* [Material]:
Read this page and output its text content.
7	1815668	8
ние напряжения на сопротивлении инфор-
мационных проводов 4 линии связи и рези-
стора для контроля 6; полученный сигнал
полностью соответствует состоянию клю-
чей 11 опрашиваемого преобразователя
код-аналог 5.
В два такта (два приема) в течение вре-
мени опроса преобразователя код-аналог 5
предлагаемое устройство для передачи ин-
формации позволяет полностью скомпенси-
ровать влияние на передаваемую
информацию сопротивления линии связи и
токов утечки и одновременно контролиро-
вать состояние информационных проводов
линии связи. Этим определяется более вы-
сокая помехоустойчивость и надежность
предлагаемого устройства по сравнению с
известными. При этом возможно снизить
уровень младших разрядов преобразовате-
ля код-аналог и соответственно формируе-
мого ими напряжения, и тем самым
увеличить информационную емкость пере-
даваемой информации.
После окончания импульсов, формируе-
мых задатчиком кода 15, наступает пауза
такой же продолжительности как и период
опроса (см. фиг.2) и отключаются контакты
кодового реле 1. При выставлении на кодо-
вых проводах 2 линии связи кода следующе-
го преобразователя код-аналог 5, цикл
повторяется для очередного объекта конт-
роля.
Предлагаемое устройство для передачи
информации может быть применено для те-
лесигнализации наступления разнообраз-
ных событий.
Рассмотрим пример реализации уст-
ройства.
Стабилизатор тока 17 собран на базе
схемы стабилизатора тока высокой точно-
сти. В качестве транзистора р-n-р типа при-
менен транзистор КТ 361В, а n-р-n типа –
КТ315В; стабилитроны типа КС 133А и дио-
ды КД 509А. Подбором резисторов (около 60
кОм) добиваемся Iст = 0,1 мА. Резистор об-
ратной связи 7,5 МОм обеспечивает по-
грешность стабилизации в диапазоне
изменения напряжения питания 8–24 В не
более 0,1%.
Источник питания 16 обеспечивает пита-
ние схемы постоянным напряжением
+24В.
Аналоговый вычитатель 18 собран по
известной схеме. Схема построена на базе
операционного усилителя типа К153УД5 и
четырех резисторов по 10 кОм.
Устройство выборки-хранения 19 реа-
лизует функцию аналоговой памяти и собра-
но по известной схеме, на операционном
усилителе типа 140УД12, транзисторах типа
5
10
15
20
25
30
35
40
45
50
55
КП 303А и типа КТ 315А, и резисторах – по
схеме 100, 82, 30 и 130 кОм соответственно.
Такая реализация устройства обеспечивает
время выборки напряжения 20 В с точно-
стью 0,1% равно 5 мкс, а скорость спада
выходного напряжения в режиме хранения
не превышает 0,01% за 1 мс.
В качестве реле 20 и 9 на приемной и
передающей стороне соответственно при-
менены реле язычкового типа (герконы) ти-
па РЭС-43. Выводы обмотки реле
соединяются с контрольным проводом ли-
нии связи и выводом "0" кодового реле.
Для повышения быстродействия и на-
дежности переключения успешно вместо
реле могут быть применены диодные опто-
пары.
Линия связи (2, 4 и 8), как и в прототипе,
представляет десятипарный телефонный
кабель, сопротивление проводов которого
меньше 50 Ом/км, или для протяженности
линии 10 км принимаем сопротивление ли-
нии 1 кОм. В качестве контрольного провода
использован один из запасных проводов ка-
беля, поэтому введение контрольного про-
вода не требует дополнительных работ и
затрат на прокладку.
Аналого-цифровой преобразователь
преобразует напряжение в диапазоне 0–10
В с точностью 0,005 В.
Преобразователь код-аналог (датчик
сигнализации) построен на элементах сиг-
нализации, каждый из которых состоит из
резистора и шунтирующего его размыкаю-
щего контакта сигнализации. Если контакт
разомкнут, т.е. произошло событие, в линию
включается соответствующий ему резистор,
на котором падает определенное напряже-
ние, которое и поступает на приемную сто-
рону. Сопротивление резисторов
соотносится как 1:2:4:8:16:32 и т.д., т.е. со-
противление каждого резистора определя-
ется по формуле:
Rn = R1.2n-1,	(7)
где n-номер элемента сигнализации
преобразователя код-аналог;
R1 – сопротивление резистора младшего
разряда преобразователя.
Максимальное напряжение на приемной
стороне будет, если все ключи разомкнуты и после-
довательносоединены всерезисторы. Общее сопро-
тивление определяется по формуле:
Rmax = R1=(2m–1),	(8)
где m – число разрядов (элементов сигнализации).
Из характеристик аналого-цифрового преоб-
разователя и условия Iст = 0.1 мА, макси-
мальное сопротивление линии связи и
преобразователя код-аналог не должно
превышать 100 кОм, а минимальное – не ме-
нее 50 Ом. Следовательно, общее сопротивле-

* [Short problem]: Print out every entry, keeping each one exact.

* [Written answer]:
Read this page and output its text content.
7	1815668	8
ние напряжения на сопротивлении инфор-
мационных проводов 4 линии связи и рези-
стора для контроля 6; полученный сигнал
полностью соответствует состоянию клю-
чей 11 опрашиваемого преобразователя
код-аналог 5.
В два такта (два приема) в течение вре-
мени опроса преобразователя код-аналог 5
предлагаемое устройство для передачи ин-
формации позволяет полностью скомпенси-
ровать влияние на передаваемую
информацию сопротивления линии связи и
токов утечки и одновременно контролиро-
вать состояние информационных проводов
линии связи. Этим определяется более вы-
сокая помехоустойчивость и надежность
предлагаемого устройства по сравнению с
известными. При этом возможно снизить
уровень младших разрядов преобразовате-
ля код-аналог и соответственно формируе-
мого ими напряжения, и тем самым
увеличить информационную емкость пере-
даваемой информации.
После окончания импульсов, формируе-
мых задатчиком кода 15, наступает пауза
такой же продолжительности как и период
опроса (см. фиг.2) и отключаются контакты
кодового реле 1. При выставлении на кодо-
вых проводах 2 линии связи кода следующе-
го преобразователя код-аналог 5, цикл
повторяется для очередного объекта конт-
роля.
Предлагаемое устройство для передачи
информации может быть применено для те-
лесигнализации наступления разнообраз-
ных событий.
Рассмотрим пример реализации уст-
ройства.
Стабилизатор тока 17 собран на базе
схемы стабилизатора тока высокой точно-
сти. В качестве транзистора р-n-р типа при-
менен транзистор КТ 361В, а n-р-n типа –
КТ315В; стабилитроны типа КС 133А и дио-
ды КД 509А. Подбором резисторов (около 60
кОм) добиваемся Iст = 0,1 мА. Резистор об-
ратной связи 7,5 МОм обеспечивает по-
грешность стабилизации в диапазоне
изменения напряжения питания 8–24 В не
более 0,1%.
Источник питания 16 обеспечивает пита-
ние схемы постоянным напряжением
+24В.
Аналоговый вычитатель 18 собран по
известной схеме. Схема построена на базе
операционного усилителя типа К153УД5 и
четырех резисторов по 10 кОм.
Устройство выборки-хранения 19 реа-
лизует функцию аналоговой памяти и собра-
но по известной схеме, на операционном
усилителе типа 140УД12, транзисторах типа
5
10
15
20
25
30
35
40
45
50
55
КП 303А и типа КТ 315А, и резисторах – по
схеме 100, 82, 30 и 130 кОм соответственно.
Такая реализация устройства обеспечивает
время выборки напряжения 20 В с точно-
стью 0,1% равно 5 мкс, а скорость спада
выходного напряжения в режиме хранения
не превышает 0,01% за 1 мс.
В качестве реле 20 и 9 на приемной и
передающей стороне соответственно при-
менены реле язычкового типа (герконы) ти-
па РЭС-43. Выводы обмотки реле
соединяются с контрольным проводом ли-
нии связи и выводом "0" кодового реле.
Для повышения быстродействия и на-
дежности переключения успешно вместо
реле могут быть применены диодные опто-
пары.
Линия связи (2, 4 и 8), как и в прототипе,
представляет десятипарный телефонный
кабель, сопротивление проводов которого
меньше 50 Ом/км, или для протяженности
линии 10 км принимаем сопротивление ли-
нии 1 кОм. В качестве контрольного провода
использован один из запасных проводов ка-
беля, поэтому введение контрольного про-
вода не требует дополнительных работ и
затрат на прокладку.
Аналого-цифровой преобразователь
преобразует напряжение в диапазоне 0–10
В с точностью 0,005 В.
Преобразователь код-аналог (датчик
сигнализации) построен на элементах сиг-
нализации, каждый из которых состоит из
резистора и шунтирующего его размыкаю-
щего контакта сигнализации. Если контакт
разомкнут, т.е. произошло событие, в линию
включается соответствующий ему резистор,
на котором падает определенное напряже-
ние, которое и поступает на приемную сто-
рону. Сопротивление резисторов
соотносится как 1:2:4:8:16:32 и т.д., т.е. со-
противление каждого резистора определя-
ется по формуле:
Rn = R1.2n-1,	(7)
где n-номер элемента сигнализации
преобразователя код-аналог;
R1 – сопротивление резистора младшего
разряда преобразователя.
Максимальное напряжение на приемной
стороне будет, если все ключи разомкнуты и после-
довательносоединены всерезисторы. Общее сопро-
тивление определяется по формуле:
Rmax = R1=(2m–1),	(8)
где m – число разрядов (элементов сигнализации).
Из характеристик аналого-цифрового преоб-
разователя и условия Iст = 0.1 мА, макси-
мальное сопротивление линии связи и
преобразователя код-аналог не должно
превышать 100 кОм, а минимальное – не ме-
нее 50 Ом. Следовательно, общее сопротивле-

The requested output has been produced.